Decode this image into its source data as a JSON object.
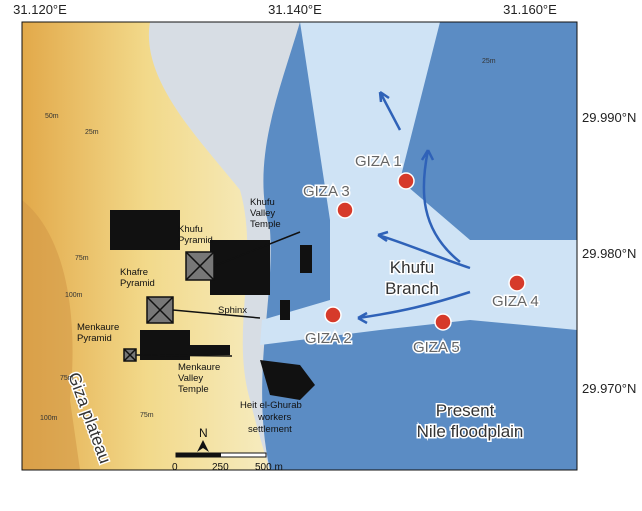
{
  "axes": {
    "top": [
      "31.120°E",
      "31.140°E",
      "31.160°E"
    ],
    "right": [
      "29.990°N",
      "29.980°N",
      "29.970°N"
    ]
  },
  "sites": [
    "GIZA 1",
    "GIZA 2",
    "GIZA 3",
    "GIZA 4",
    "GIZA 5"
  ],
  "features": [
    {
      "lines": [
        "Khufu",
        "Valley",
        "Temple"
      ]
    },
    {
      "lines": [
        "Khufu",
        "Pyramid"
      ]
    },
    {
      "lines": [
        "Khafre",
        "Pyramid"
      ]
    },
    {
      "lines": [
        "Sphinx"
      ]
    },
    {
      "lines": [
        "Menkaure",
        "Pyramid"
      ]
    },
    {
      "lines": [
        "Menkaure",
        "Valley",
        "Temple"
      ]
    },
    {
      "lines": [
        "Heit el-Ghurab",
        "workers",
        "settlement"
      ]
    }
  ],
  "regions": {
    "plateau": "Giza plateau",
    "branch": [
      "Khufu",
      "Branch"
    ],
    "floodplain": [
      "Present",
      "Nile floodplain"
    ]
  },
  "contours": [
    "50m",
    "25m",
    "75m",
    "100m",
    "25m",
    "75m",
    "100m",
    "75m"
  ],
  "scale": {
    "north": "N",
    "ticks": [
      "0",
      "250",
      "500 m"
    ]
  }
}
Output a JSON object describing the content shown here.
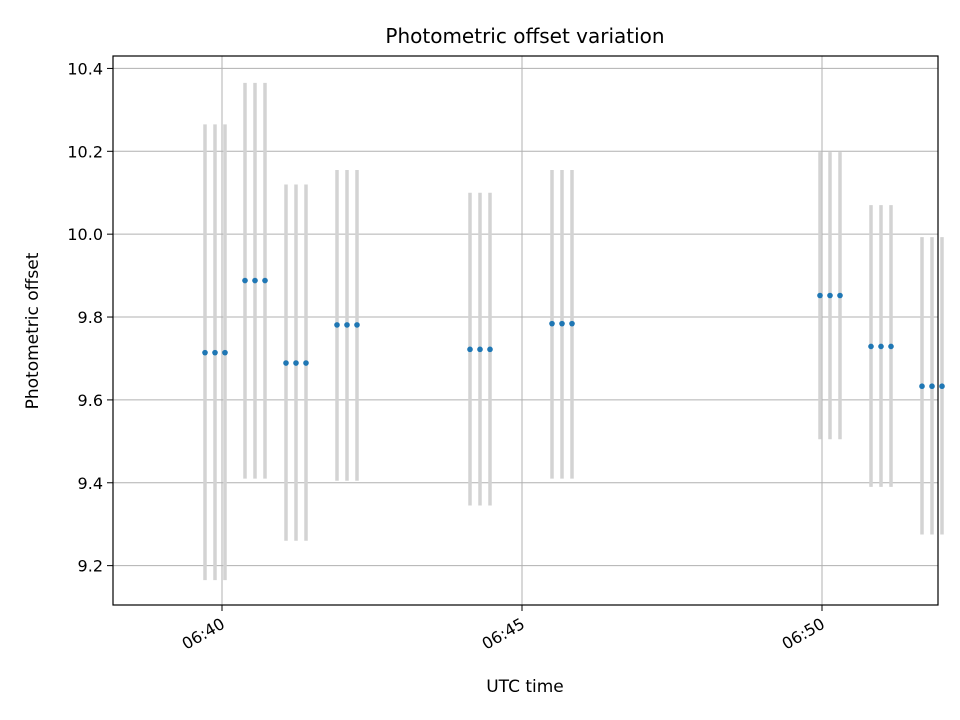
{
  "chart_data": {
    "type": "scatter",
    "title": "Photometric offset variation",
    "xlabel": "UTC time",
    "ylabel": "Photometric offset",
    "x_unit": "UTC minutes since 00:00",
    "xlim": [
      "06:38:11",
      "06:51:56"
    ],
    "ylim": [
      9.105,
      10.43
    ],
    "x_ticks": [
      "06:40",
      "06:45",
      "06:50"
    ],
    "y_ticks": [
      "9.2",
      "9.4",
      "9.6",
      "9.8",
      "10.0",
      "10.2",
      "10.4"
    ],
    "grid": true,
    "colors": {
      "points": "#1f77b4",
      "error_bars": "#d3d3d3"
    },
    "groups": [
      {
        "times": [
          "06:39:43",
          "06:39:53",
          "06:40:03"
        ],
        "value": 9.714,
        "lower": 9.165,
        "upper": 10.265
      },
      {
        "times": [
          "06:40:23",
          "06:40:33",
          "06:40:43"
        ],
        "value": 9.888,
        "lower": 9.41,
        "upper": 10.365
      },
      {
        "times": [
          "06:41:04",
          "06:41:14",
          "06:41:24"
        ],
        "value": 9.689,
        "lower": 9.26,
        "upper": 10.12
      },
      {
        "times": [
          "06:41:55",
          "06:42:05",
          "06:42:15"
        ],
        "value": 9.781,
        "lower": 9.405,
        "upper": 10.155
      },
      {
        "times": [
          "06:44:08",
          "06:44:18",
          "06:44:28"
        ],
        "value": 9.722,
        "lower": 9.345,
        "upper": 10.1
      },
      {
        "times": [
          "06:45:30",
          "06:45:40",
          "06:45:50"
        ],
        "value": 9.784,
        "lower": 9.41,
        "upper": 10.155
      },
      {
        "times": [
          "06:49:58",
          "06:50:08",
          "06:50:18"
        ],
        "value": 9.852,
        "lower": 9.505,
        "upper": 10.198
      },
      {
        "times": [
          "06:50:49",
          "06:50:59",
          "06:51:09"
        ],
        "value": 9.729,
        "lower": 9.39,
        "upper": 10.07
      },
      {
        "times": [
          "06:51:40",
          "06:51:50",
          "06:52:00"
        ],
        "value": 9.633,
        "lower": 9.275,
        "upper": 9.993
      }
    ]
  }
}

■ WORK TO BE COMPLETED: Generate a word-for-word copy of the preceding records, excluding all pictures.

■ COMPLETED TASK:
Decode this image into its source data as a JSON object.
{
  "axes": {
    "top": [
      "31.120°E",
      "31.140°E",
      "31.160°E"
    ],
    "right": [
      "29.990°N",
      "29.980°N",
      "29.970°N"
    ]
  },
  "sites": [
    "GIZA 1",
    "GIZA 2",
    "GIZA 3",
    "GIZA 4",
    "GIZA 5"
  ],
  "features": [
    {
      "lines": [
        "Khufu",
        "Valley",
        "Temple"
      ]
    },
    {
      "lines": [
        "Khufu",
        "Pyramid"
      ]
    },
    {
      "lines": [
        "Khafre",
        "Pyramid"
      ]
    },
    {
      "lines": [
        "Sphinx"
      ]
    },
    {
      "lines": [
        "Menkaure",
        "Pyramid"
      ]
    },
    {
      "lines": [
        "Menkaure",
        "Valley",
        "Temple"
      ]
    },
    {
      "lines": [
        "Heit el-Ghurab",
        "workers",
        "settlement"
      ]
    }
  ],
  "regions": {
    "plateau": "Giza plateau",
    "branch": [
      "Khufu",
      "Branch"
    ],
    "floodplain": [
      "Present",
      "Nile floodplain"
    ]
  },
  "contours": [
    "50m",
    "25m",
    "75m",
    "100m",
    "25m",
    "75m",
    "100m",
    "75m"
  ],
  "scale": {
    "north": "N",
    "ticks": [
      "0",
      "250",
      "500 m"
    ]
  }
}
Output a JSON object describing the content shown here.
{
  "chart_data": {
    "type": "scatter",
    "title": "Photometric offset variation",
    "xlabel": "UTC time",
    "ylabel": "Photometric offset",
    "x_unit": "UTC minutes since 00:00",
    "xlim": [
      "06:38:11",
      "06:51:56"
    ],
    "ylim": [
      9.105,
      10.43
    ],
    "x_ticks": [
      "06:40",
      "06:45",
      "06:50"
    ],
    "y_ticks": [
      "9.2",
      "9.4",
      "9.6",
      "9.8",
      "10.0",
      "10.2",
      "10.4"
    ],
    "grid": true,
    "colors": {
      "points": "#1f77b4",
      "error_bars": "#d3d3d3"
    },
    "groups": [
      {
        "times": [
          "06:39:43",
          "06:39:53",
          "06:40:03"
        ],
        "value": 9.714,
        "lower": 9.165,
        "upper": 10.265
      },
      {
        "times": [
          "06:40:23",
          "06:40:33",
          "06:40:43"
        ],
        "value": 9.888,
        "lower": 9.41,
        "upper": 10.365
      },
      {
        "times": [
          "06:41:04",
          "06:41:14",
          "06:41:24"
        ],
        "value": 9.689,
        "lower": 9.26,
        "upper": 10.12
      },
      {
        "times": [
          "06:41:55",
          "06:42:05",
          "06:42:15"
        ],
        "value": 9.781,
        "lower": 9.405,
        "upper": 10.155
      },
      {
        "times": [
          "06:44:08",
          "06:44:18",
          "06:44:28"
        ],
        "value": 9.722,
        "lower": 9.345,
        "upper": 10.1
      },
      {
        "times": [
          "06:45:30",
          "06:45:40",
          "06:45:50"
        ],
        "value": 9.784,
        "lower": 9.41,
        "upper": 10.155
      },
      {
        "times": [
          "06:49:58",
          "06:50:08",
          "06:50:18"
        ],
        "value": 9.852,
        "lower": 9.505,
        "upper": 10.198
      },
      {
        "times": [
          "06:50:49",
          "06:50:59",
          "06:51:09"
        ],
        "value": 9.729,
        "lower": 9.39,
        "upper": 10.07
      },
      {
        "times": [
          "06:51:40",
          "06:51:50",
          "06:52:00"
        ],
        "value": 9.633,
        "lower": 9.275,
        "upper": 9.993
      }
    ]
  }
}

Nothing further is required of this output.